> [Problem details] All of the data that follows should be given again exactly, without its images.

─── Dataset excerpts ───

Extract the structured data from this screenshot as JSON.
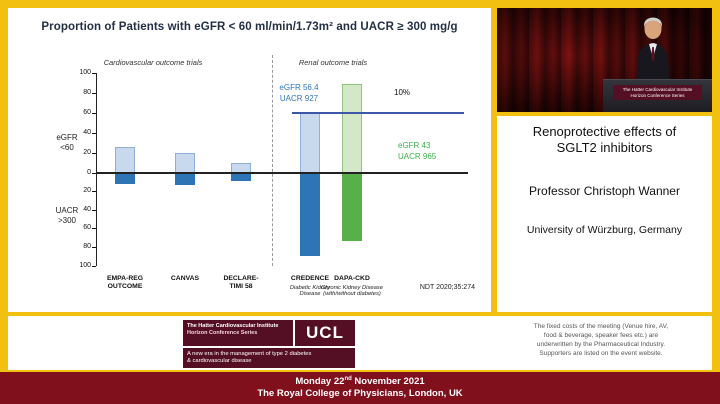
{
  "colors": {
    "frame_yellow": "#f2c011",
    "footer_red": "#80101c",
    "ucl_maroon": "#550f24",
    "cvot_bar_light": "#c9d9ed",
    "cvot_bar_dark": "#2e75b6",
    "dapa_bar_light": "#d2e8c6",
    "dapa_bar_dark": "#57b04a"
  },
  "chart_data": {
    "type": "bar",
    "title": "Proportion of Patients with eGFR < 60 ml/min/1.73m² and UACR ≥ 300 mg/g",
    "sections": [
      {
        "label": "Cardiovascular outcome trials"
      },
      {
        "label": "Renal outcome trials"
      }
    ],
    "axis": {
      "upper_label_lines": [
        "eGFR",
        "<60"
      ],
      "lower_label_lines": [
        "UACR",
        ">300"
      ],
      "upper_ticks": [
        100,
        80,
        60,
        40,
        20,
        0
      ],
      "lower_ticks": [
        20,
        40,
        60,
        80,
        100
      ],
      "upper_range": [
        0,
        100
      ],
      "lower_range": [
        0,
        100
      ]
    },
    "trials": [
      {
        "name": "EMPA-REG OUTCOME",
        "section": "Cardiovascular outcome trials",
        "egfr_lt60_pct": 26,
        "uacr_ge300_pct": 11,
        "up_color": "#c9d9ed",
        "up_border": "#8fb0d6",
        "down_color": "#2e75b6",
        "subnote": ""
      },
      {
        "name": "CANVAS",
        "section": "Cardiovascular outcome trials",
        "egfr_lt60_pct": 20,
        "uacr_ge300_pct": 12,
        "up_color": "#c9d9ed",
        "up_border": "#8fb0d6",
        "down_color": "#2e75b6",
        "subnote": ""
      },
      {
        "name": "DECLARE-TIMI 58",
        "section": "Cardiovascular outcome trials",
        "egfr_lt60_pct": 10,
        "uacr_ge300_pct": 7,
        "up_color": "#c9d9ed",
        "up_border": "#8fb0d6",
        "down_color": "#2e75b6",
        "subnote": ""
      },
      {
        "name": "CREDENCE",
        "section": "Renal outcome trials",
        "egfr_lt60_pct": 60,
        "uacr_ge300_pct": 88,
        "up_color": "#c9d9ed",
        "up_border": "#8fb0d6",
        "down_color": "#2e75b6",
        "subnote": "Diabetic Kidney Disease"
      },
      {
        "name": "DAPA-CKD",
        "section": "Renal outcome trials",
        "egfr_lt60_pct": 89,
        "uacr_ge300_pct": 72,
        "up_color": "#d2e8c6",
        "up_border": "#8fc57e",
        "down_color": "#57b04a",
        "subnote": "Chronic Kidney Disease (with/without diabetes)"
      }
    ],
    "annotations": {
      "credence": {
        "lines": [
          "eGFR 56.4",
          "UACR 927"
        ],
        "color": "#2e75b6"
      },
      "percent": {
        "text": "10%"
      },
      "dapa": {
        "lines": [
          "eGFR 43",
          "UACR 965"
        ],
        "color": "#3daf4c"
      }
    },
    "reference_line": {
      "value": 60,
      "color": "#3c57a8"
    },
    "reference": "NDT 2020;35:274"
  },
  "video": {
    "podium_line1": "The Hatter Cardiovascular Institute",
    "podium_line2": "Horizon Conference Series"
  },
  "info_panel": {
    "title_lines": [
      "Renoprotective effects of",
      "SGLT2 inhibitors"
    ],
    "speaker": "Professor Christoph Wanner",
    "affiliation": "University of Würzburg, Germany"
  },
  "ucl": {
    "institute": "The Hatter Cardiovascular Institute",
    "series": "Horizon Conference Series",
    "logo": "UCL",
    "tagline_lines": [
      "A new era in the management of type 2 diabetes",
      "& cardiovascular disease"
    ]
  },
  "funding_note": {
    "lines": [
      "The fixed costs of the meeting (Venue hire, AV,",
      "food & beverage, speaker fees etc.) are",
      "underwritten by the Pharmaceutical Industry.",
      "Supporters are listed on the event website."
    ]
  },
  "footer": {
    "date_prefix": "Monday 22",
    "date_sup": "nd",
    "date_suffix": " November 2021",
    "venue": "The Royal College of Physicians, London, UK"
  }
}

───

> [Result of this exercise]
Extract the structured data from this screenshot as JSON.
{
  "colors": {
    "frame_yellow": "#f2c011",
    "footer_red": "#80101c",
    "ucl_maroon": "#550f24",
    "cvot_bar_light": "#c9d9ed",
    "cvot_bar_dark": "#2e75b6",
    "dapa_bar_light": "#d2e8c6",
    "dapa_bar_dark": "#57b04a"
  },
  "chart_data": {
    "type": "bar",
    "title": "Proportion of Patients with eGFR < 60 ml/min/1.73m² and UACR ≥ 300 mg/g",
    "sections": [
      {
        "label": "Cardiovascular outcome trials"
      },
      {
        "label": "Renal outcome trials"
      }
    ],
    "axis": {
      "upper_label_lines": [
        "eGFR",
        "<60"
      ],
      "lower_label_lines": [
        "UACR",
        ">300"
      ],
      "upper_ticks": [
        100,
        80,
        60,
        40,
        20,
        0
      ],
      "lower_ticks": [
        20,
        40,
        60,
        80,
        100
      ],
      "upper_range": [
        0,
        100
      ],
      "lower_range": [
        0,
        100
      ]
    },
    "trials": [
      {
        "name": "EMPA-REG OUTCOME",
        "section": "Cardiovascular outcome trials",
        "egfr_lt60_pct": 26,
        "uacr_ge300_pct": 11,
        "up_color": "#c9d9ed",
        "up_border": "#8fb0d6",
        "down_color": "#2e75b6",
        "subnote": ""
      },
      {
        "name": "CANVAS",
        "section": "Cardiovascular outcome trials",
        "egfr_lt60_pct": 20,
        "uacr_ge300_pct": 12,
        "up_color": "#c9d9ed",
        "up_border": "#8fb0d6",
        "down_color": "#2e75b6",
        "subnote": ""
      },
      {
        "name": "DECLARE-TIMI 58",
        "section": "Cardiovascular outcome trials",
        "egfr_lt60_pct": 10,
        "uacr_ge300_pct": 7,
        "up_color": "#c9d9ed",
        "up_border": "#8fb0d6",
        "down_color": "#2e75b6",
        "subnote": ""
      },
      {
        "name": "CREDENCE",
        "section": "Renal outcome trials",
        "egfr_lt60_pct": 60,
        "uacr_ge300_pct": 88,
        "up_color": "#c9d9ed",
        "up_border": "#8fb0d6",
        "down_color": "#2e75b6",
        "subnote": "Diabetic Kidney Disease"
      },
      {
        "name": "DAPA-CKD",
        "section": "Renal outcome trials",
        "egfr_lt60_pct": 89,
        "uacr_ge300_pct": 72,
        "up_color": "#d2e8c6",
        "up_border": "#8fc57e",
        "down_color": "#57b04a",
        "subnote": "Chronic Kidney Disease (with/without diabetes)"
      }
    ],
    "annotations": {
      "credence": {
        "lines": [
          "eGFR 56.4",
          "UACR 927"
        ],
        "color": "#2e75b6"
      },
      "percent": {
        "text": "10%"
      },
      "dapa": {
        "lines": [
          "eGFR 43",
          "UACR 965"
        ],
        "color": "#3daf4c"
      }
    },
    "reference_line": {
      "value": 60,
      "color": "#3c57a8"
    },
    "reference": "NDT 2020;35:274"
  },
  "video": {
    "podium_line1": "The Hatter Cardiovascular Institute",
    "podium_line2": "Horizon Conference Series"
  },
  "info_panel": {
    "title_lines": [
      "Renoprotective effects of",
      "SGLT2 inhibitors"
    ],
    "speaker": "Professor Christoph Wanner",
    "affiliation": "University of Würzburg, Germany"
  },
  "ucl": {
    "institute": "The Hatter Cardiovascular Institute",
    "series": "Horizon Conference Series",
    "logo": "UCL",
    "tagline_lines": [
      "A new era in the management of type 2 diabetes",
      "& cardiovascular disease"
    ]
  },
  "funding_note": {
    "lines": [
      "The fixed costs of the meeting (Venue hire, AV,",
      "food & beverage, speaker fees etc.) are",
      "underwritten by the Pharmaceutical Industry.",
      "Supporters are listed on the event website."
    ]
  },
  "footer": {
    "date_prefix": "Monday 22",
    "date_sup": "nd",
    "date_suffix": " November 2021",
    "venue": "The Royal College of Physicians, London, UK"
  }
}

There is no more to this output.